* Work request *
Although the records contain pictures, only their text should be repeated, exactly as it stands.

Content starts

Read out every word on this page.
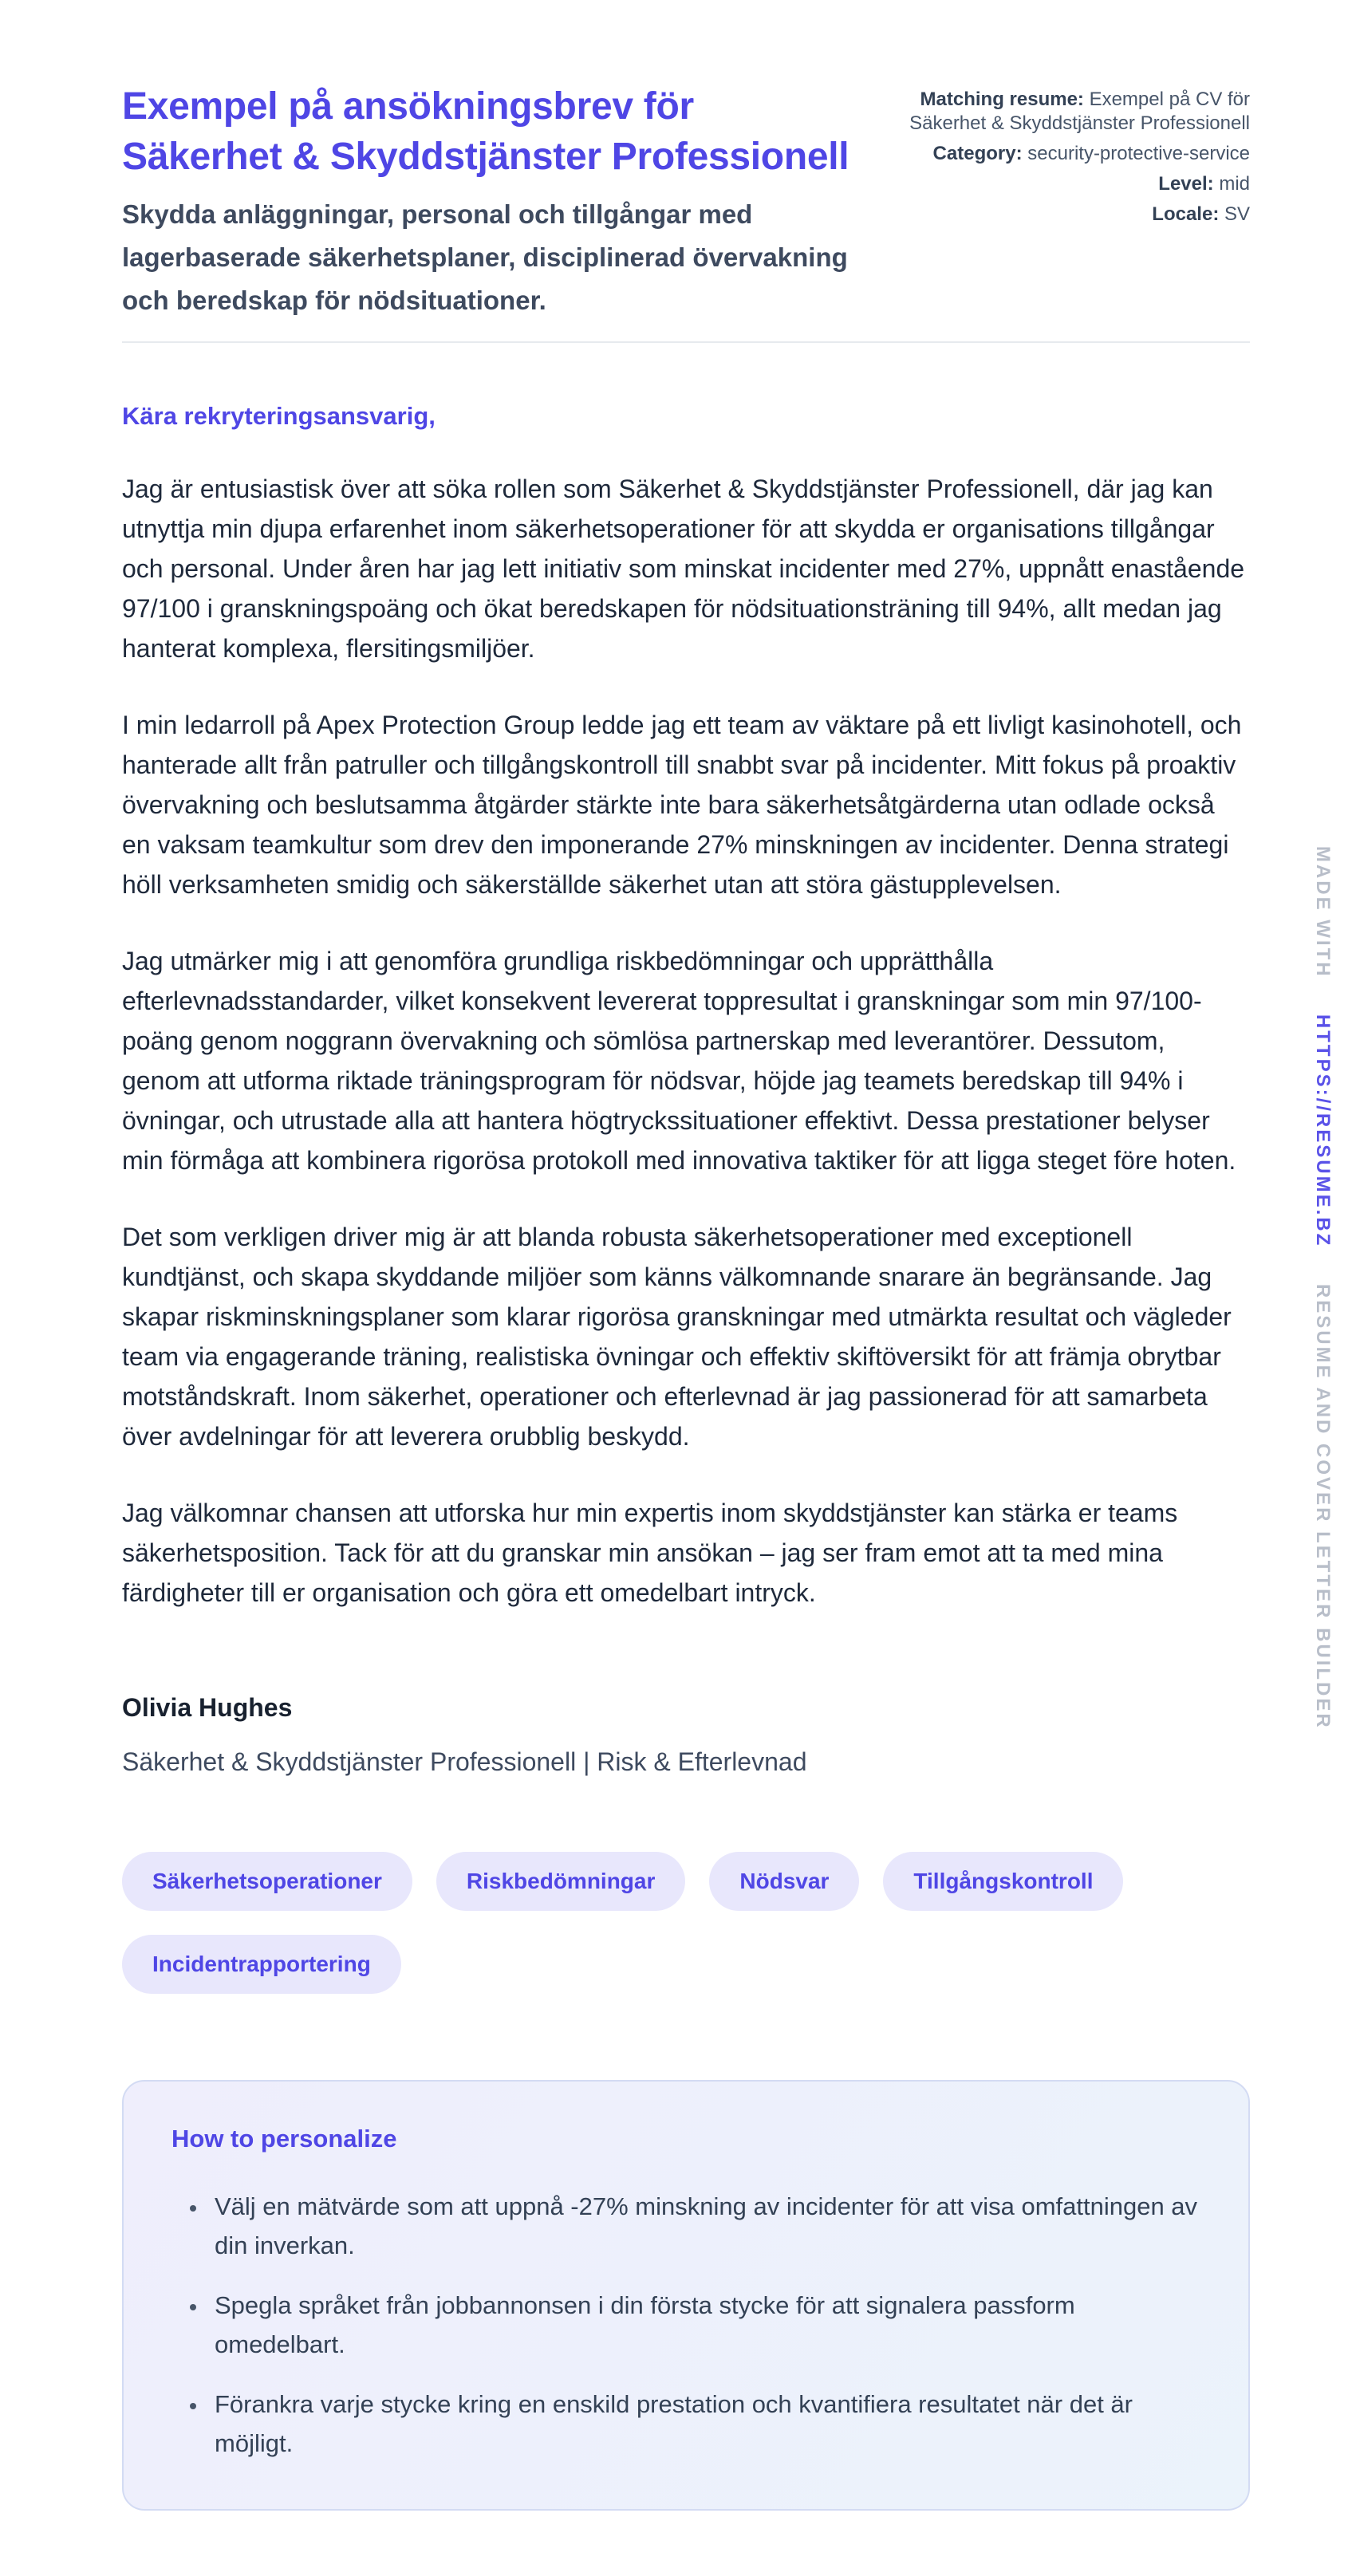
Exempel på ansökningsbrev för Säkerhet & Skyddstjänster Professionell

Skydda anläggningar, personal och tillgångar med lagerbaserade säkerhetsplaner, disciplinerad övervakning och beredskap för nödsituationer.

Matching resume: Exempel på CV för Säkerhet & Skyddstjänster Professionell
Category: security-protective-service
Level: mid
Locale: SV

Kära rekryteringsansvarig,

Jag är entusiastisk över att söka rollen som Säkerhet & Skyddstjänster Professionell, där jag kan utnyttja min djupa erfarenhet inom säkerhetsoperationer för att skydda er organisations tillgångar och personal. Under åren har jag lett initiativ som minskat incidenter med 27%, uppnått enastående 97/100 i granskningspoäng och ökat beredskapen för nödsituationsträning till 94%, allt medan jag hanterat komplexa, flersitingsmiljöer.

I min ledarroll på Apex Protection Group ledde jag ett team av väktare på ett livligt kasinohotell, och hanterade allt från patruller och tillgångskontroll till snabbt svar på incidenter. Mitt fokus på proaktiv övervakning och beslutsamma åtgärder stärkte inte bara säkerhetsåtgärderna utan odlade också en vaksam teamkultur som drev den imponerande 27% minskningen av incidenter. Denna strategi höll verksamheten smidig och säkerställde säkerhet utan att störa gästupplevelsen.

Jag utmärker mig i att genomföra grundliga riskbedömningar och upprätthålla efterlevnadsstandarder, vilket konsekvent levererat toppresultat i granskningar som min 97/100-poäng genom noggrann övervakning och sömlösa partnerskap med leverantörer. Dessutom, genom att utforma riktade träningsprogram för nödsvar, höjde jag teamets beredskap till 94% i övningar, och utrustade alla att hantera högtryckssituationer effektivt. Dessa prestationer belyser min förmåga att kombinera rigorösa protokoll med innovativa taktiker för att ligga steget före hoten.

Det som verkligen driver mig är att blanda robusta säkerhetsoperationer med exceptionell kundtjänst, och skapa skyddande miljöer som känns välkomnande snarare än begränsande. Jag skapar riskminskningsplaner som klarar rigorösa granskningar med utmärkta resultat och vägleder team via engagerande träning, realistiska övningar och effektiv skiftöversikt för att främja obrytbar motståndskraft. Inom säkerhet, operationer och efterlevnad är jag passionerad för att samarbeta över avdelningar för att leverera orubblig beskydd.

Jag välkomnar chansen att utforska hur min expertis inom skyddstjänster kan stärka er teams säkerhetsposition. Tack för att du granskar min ansökan – jag ser fram emot att ta med mina färdigheter till er organisation och göra ett omedelbart intryck.

Olivia Hughes

Säkerhet & Skyddstjänster Professionell | Risk & Efterlevnad

Säkerhetsoperationer	Riskbedömningar	Nödsvar	Tillgångskontroll
Incidentrapportering
How to personalize
• Välj en mätvärde som att uppnå -27% minskning av incidenter för att visa omfattningen av din inverkan.
• Spegla språket från jobbannonsen i din första stycke för att signalera passform omedelbart.
• Förankra varje stycke kring en enskild prestation och kvantifiera resultatet när det är möjligt.
MADE WITH HTTPS://RESUME.BZ RESUME AND COVER LETTER BUILDER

Content ends

* Answer to this exercise *
Read out every word on this page.
Exempel på ansökningsbrev för Säkerhet & Skyddstjänster Professionell

Skydda anläggningar, personal och tillgångar med lagerbaserade säkerhetsplaner, disciplinerad övervakning och beredskap för nödsituationer.

Matching resume: Exempel på CV för Säkerhet & Skyddstjänster Professionell
Category: security-protective-service
Level: mid
Locale: SV

Kära rekryteringsansvarig,

Jag är entusiastisk över att söka rollen som Säkerhet & Skyddstjänster Professionell, där jag kan utnyttja min djupa erfarenhet inom säkerhetsoperationer för att skydda er organisations tillgångar och personal. Under åren har jag lett initiativ som minskat incidenter med 27%, uppnått enastående 97/100 i granskningspoäng och ökat beredskapen för nödsituationsträning till 94%, allt medan jag hanterat komplexa, flersitingsmiljöer.

I min ledarroll på Apex Protection Group ledde jag ett team av väktare på ett livligt kasinohotell, och hanterade allt från patruller och tillgångskontroll till snabbt svar på incidenter. Mitt fokus på proaktiv övervakning och beslutsamma åtgärder stärkte inte bara säkerhetsåtgärderna utan odlade också en vaksam teamkultur som drev den imponerande 27% minskningen av incidenter. Denna strategi höll verksamheten smidig och säkerställde säkerhet utan att störa gästupplevelsen.

Jag utmärker mig i att genomföra grundliga riskbedömningar och upprätthålla efterlevnadsstandarder, vilket konsekvent levererat toppresultat i granskningar som min 97/100-poäng genom noggrann övervakning och sömlösa partnerskap med leverantörer. Dessutom, genom att utforma riktade träningsprogram för nödsvar, höjde jag teamets beredskap till 94% i övningar, och utrustade alla att hantera högtryckssituationer effektivt. Dessa prestationer belyser min förmåga att kombinera rigorösa protokoll med innovativa taktiker för att ligga steget före hoten.

Det som verkligen driver mig är att blanda robusta säkerhetsoperationer med exceptionell kundtjänst, och skapa skyddande miljöer som känns välkomnande snarare än begränsande. Jag skapar riskminskningsplaner som klarar rigorösa granskningar med utmärkta resultat och vägleder team via engagerande träning, realistiska övningar och effektiv skiftöversikt för att främja obrytbar motståndskraft. Inom säkerhet, operationer och efterlevnad är jag passionerad för att samarbeta över avdelningar för att leverera orubblig beskydd.

Jag välkomnar chansen att utforska hur min expertis inom skyddstjänster kan stärka er teams säkerhetsposition. Tack för att du granskar min ansökan – jag ser fram emot att ta med mina färdigheter till er organisation och göra ett omedelbart intryck.

Olivia Hughes

Säkerhet & Skyddstjänster Professionell | Risk & Efterlevnad

Säkerhetsoperationer	Riskbedömningar	Nödsvar	Tillgångskontroll
Incidentrapportering
How to personalize
• Välj en mätvärde som att uppnå -27% minskning av incidenter för att visa omfattningen av din inverkan.
• Spegla språket från jobbannonsen i din första stycke för att signalera passform omedelbart.
• Förankra varje stycke kring en enskild prestation och kvantifiera resultatet när det är möjligt.
MADE WITH HTTPS://RESUME.BZ RESUME AND COVER LETTER BUILDER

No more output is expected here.